* Start THE DATA *

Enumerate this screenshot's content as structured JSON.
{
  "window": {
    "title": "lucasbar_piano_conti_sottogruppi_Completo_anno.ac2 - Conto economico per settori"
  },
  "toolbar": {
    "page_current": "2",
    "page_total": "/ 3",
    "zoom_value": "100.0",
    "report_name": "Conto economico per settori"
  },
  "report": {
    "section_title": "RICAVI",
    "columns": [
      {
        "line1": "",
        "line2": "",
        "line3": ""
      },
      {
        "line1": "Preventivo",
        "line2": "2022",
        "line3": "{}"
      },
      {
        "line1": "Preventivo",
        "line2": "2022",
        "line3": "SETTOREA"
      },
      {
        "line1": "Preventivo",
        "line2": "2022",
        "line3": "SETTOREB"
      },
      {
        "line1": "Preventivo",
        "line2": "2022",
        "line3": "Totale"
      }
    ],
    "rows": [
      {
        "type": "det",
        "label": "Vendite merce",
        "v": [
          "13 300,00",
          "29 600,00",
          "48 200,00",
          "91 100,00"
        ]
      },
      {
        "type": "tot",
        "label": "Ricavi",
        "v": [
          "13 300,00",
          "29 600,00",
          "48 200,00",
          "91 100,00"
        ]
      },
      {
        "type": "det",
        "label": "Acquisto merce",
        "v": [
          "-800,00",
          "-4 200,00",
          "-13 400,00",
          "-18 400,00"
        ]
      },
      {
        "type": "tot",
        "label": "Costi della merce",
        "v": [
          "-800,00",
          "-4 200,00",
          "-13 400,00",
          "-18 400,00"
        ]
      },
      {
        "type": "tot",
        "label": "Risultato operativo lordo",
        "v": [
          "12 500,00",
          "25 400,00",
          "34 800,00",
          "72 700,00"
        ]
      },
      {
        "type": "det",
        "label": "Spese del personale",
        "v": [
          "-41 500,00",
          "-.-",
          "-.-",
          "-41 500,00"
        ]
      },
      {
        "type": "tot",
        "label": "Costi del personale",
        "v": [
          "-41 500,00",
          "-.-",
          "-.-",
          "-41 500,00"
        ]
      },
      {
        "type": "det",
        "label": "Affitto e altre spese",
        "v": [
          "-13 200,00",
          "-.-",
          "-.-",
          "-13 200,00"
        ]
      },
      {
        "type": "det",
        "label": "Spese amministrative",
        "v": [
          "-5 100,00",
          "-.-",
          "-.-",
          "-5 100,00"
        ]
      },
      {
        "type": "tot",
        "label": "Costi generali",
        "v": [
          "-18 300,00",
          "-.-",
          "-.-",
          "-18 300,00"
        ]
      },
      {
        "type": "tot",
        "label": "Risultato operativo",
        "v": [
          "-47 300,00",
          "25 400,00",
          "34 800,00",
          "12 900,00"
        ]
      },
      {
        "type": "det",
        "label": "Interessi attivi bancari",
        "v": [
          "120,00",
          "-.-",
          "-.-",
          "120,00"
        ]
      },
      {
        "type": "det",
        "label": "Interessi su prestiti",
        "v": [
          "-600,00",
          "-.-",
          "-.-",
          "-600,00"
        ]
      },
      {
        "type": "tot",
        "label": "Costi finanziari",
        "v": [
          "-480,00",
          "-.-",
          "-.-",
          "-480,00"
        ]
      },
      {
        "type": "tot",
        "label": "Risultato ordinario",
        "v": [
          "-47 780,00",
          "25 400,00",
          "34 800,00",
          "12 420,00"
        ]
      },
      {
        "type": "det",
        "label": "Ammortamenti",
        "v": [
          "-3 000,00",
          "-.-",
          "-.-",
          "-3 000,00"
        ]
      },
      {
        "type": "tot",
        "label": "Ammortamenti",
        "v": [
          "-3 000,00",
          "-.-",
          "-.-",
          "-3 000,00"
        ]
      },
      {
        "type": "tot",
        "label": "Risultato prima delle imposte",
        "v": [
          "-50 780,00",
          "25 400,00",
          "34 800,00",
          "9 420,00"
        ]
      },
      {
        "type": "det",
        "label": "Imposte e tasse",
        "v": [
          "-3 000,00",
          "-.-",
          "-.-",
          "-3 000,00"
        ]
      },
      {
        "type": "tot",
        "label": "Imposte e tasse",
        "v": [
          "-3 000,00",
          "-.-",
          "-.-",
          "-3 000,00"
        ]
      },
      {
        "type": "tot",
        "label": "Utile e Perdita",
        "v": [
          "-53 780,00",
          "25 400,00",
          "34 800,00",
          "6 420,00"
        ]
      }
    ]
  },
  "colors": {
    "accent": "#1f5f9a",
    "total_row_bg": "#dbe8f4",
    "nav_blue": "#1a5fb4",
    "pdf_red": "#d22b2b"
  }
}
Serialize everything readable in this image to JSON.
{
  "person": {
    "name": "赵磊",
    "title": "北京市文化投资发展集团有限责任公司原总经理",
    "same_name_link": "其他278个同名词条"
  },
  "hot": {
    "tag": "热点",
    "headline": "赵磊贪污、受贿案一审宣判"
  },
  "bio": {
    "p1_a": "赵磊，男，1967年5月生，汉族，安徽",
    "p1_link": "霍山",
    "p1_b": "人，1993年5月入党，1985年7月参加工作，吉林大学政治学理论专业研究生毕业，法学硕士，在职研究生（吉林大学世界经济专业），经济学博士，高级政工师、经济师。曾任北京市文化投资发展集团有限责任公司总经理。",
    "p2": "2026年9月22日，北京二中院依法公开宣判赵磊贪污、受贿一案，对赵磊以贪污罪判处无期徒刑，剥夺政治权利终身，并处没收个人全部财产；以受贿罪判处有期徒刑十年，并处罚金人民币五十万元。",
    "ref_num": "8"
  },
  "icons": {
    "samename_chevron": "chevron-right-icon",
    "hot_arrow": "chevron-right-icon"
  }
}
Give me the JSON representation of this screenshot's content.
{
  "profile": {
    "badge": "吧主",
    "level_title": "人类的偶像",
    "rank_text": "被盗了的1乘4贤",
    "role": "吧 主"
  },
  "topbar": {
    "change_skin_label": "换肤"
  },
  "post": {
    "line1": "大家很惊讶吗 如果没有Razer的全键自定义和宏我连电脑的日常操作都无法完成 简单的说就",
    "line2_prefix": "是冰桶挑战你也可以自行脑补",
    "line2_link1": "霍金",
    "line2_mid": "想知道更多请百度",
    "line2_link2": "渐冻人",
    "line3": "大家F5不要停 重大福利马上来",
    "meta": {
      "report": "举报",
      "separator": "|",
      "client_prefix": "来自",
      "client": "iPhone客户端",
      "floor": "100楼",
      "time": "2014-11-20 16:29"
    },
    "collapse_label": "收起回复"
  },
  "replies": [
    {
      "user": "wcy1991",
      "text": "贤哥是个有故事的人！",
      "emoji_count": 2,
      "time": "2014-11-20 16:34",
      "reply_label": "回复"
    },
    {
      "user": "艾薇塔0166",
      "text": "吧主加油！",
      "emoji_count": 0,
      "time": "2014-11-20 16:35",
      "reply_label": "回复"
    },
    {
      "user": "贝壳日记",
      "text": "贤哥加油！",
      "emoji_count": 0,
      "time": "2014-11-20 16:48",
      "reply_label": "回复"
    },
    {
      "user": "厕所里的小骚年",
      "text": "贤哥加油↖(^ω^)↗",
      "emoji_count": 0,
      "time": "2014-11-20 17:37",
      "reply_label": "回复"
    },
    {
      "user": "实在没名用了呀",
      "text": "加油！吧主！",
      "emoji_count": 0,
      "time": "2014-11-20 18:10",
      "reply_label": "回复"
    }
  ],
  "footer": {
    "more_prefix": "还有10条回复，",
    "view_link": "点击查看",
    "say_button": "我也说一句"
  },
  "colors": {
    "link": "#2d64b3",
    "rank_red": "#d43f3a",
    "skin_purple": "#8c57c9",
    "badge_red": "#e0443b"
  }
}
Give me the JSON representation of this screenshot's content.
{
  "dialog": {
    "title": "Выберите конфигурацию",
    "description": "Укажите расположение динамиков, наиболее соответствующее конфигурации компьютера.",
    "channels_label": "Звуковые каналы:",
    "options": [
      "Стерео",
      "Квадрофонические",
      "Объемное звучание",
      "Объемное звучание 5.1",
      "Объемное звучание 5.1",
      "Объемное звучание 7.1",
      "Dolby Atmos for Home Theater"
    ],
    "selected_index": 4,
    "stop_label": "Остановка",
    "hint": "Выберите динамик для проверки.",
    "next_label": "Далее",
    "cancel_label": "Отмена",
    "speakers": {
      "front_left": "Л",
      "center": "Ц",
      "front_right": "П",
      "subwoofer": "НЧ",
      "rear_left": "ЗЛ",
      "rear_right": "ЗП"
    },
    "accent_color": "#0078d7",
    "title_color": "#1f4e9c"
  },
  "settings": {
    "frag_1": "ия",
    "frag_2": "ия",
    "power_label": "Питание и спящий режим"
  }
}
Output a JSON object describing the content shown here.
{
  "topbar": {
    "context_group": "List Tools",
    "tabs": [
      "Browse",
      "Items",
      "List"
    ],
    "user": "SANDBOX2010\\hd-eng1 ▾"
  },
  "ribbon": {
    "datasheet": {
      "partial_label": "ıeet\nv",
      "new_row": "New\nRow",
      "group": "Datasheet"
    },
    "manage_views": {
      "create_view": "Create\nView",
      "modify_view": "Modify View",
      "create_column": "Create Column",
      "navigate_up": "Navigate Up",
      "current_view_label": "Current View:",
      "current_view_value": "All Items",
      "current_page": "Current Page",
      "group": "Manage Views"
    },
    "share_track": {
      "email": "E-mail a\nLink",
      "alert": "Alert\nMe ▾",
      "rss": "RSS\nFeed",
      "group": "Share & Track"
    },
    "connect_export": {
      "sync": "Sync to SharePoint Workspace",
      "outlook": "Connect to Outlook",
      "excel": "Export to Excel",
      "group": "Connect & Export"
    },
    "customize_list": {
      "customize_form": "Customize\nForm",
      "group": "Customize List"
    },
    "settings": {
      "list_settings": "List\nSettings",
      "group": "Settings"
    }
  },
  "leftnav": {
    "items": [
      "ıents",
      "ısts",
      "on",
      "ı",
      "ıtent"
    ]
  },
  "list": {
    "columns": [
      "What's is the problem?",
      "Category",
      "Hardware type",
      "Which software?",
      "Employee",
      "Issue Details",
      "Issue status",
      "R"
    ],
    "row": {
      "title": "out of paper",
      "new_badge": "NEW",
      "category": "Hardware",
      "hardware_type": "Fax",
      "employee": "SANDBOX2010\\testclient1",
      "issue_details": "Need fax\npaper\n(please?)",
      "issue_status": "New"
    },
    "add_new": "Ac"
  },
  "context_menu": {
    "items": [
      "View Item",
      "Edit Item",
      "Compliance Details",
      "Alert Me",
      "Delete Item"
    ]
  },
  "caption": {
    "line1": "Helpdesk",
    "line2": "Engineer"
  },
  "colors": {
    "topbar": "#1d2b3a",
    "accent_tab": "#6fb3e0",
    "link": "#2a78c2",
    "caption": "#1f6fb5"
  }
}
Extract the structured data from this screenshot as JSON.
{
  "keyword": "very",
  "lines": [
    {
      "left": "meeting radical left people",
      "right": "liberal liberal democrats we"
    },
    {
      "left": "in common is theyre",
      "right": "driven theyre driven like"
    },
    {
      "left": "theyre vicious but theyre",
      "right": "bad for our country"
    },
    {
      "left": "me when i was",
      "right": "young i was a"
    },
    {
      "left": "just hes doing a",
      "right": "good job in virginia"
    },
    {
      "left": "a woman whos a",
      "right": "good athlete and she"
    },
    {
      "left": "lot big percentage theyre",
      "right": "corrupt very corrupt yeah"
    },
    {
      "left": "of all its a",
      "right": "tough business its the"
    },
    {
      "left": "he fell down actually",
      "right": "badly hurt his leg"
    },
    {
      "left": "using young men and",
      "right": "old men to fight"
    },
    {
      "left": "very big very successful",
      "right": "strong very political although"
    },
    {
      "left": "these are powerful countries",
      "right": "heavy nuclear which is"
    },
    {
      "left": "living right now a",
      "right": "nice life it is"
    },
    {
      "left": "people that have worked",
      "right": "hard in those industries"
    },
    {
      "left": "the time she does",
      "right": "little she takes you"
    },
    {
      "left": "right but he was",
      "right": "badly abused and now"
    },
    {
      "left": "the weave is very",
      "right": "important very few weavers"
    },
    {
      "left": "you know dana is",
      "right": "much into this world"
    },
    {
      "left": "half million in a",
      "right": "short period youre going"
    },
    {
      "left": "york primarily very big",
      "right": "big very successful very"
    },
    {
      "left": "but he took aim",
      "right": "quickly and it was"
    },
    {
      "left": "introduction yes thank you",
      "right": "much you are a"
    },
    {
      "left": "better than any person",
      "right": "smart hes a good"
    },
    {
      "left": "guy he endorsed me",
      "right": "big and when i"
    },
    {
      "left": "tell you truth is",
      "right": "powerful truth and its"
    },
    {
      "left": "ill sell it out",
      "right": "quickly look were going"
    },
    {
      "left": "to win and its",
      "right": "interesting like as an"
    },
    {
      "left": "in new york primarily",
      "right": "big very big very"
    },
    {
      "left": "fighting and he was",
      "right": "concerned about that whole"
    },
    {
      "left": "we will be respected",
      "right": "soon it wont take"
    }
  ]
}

* End THE DATA *

## GIVEN REQUEST
Count the lines that hold the string "screenshot", and reply with that number alone.

## REPLY
4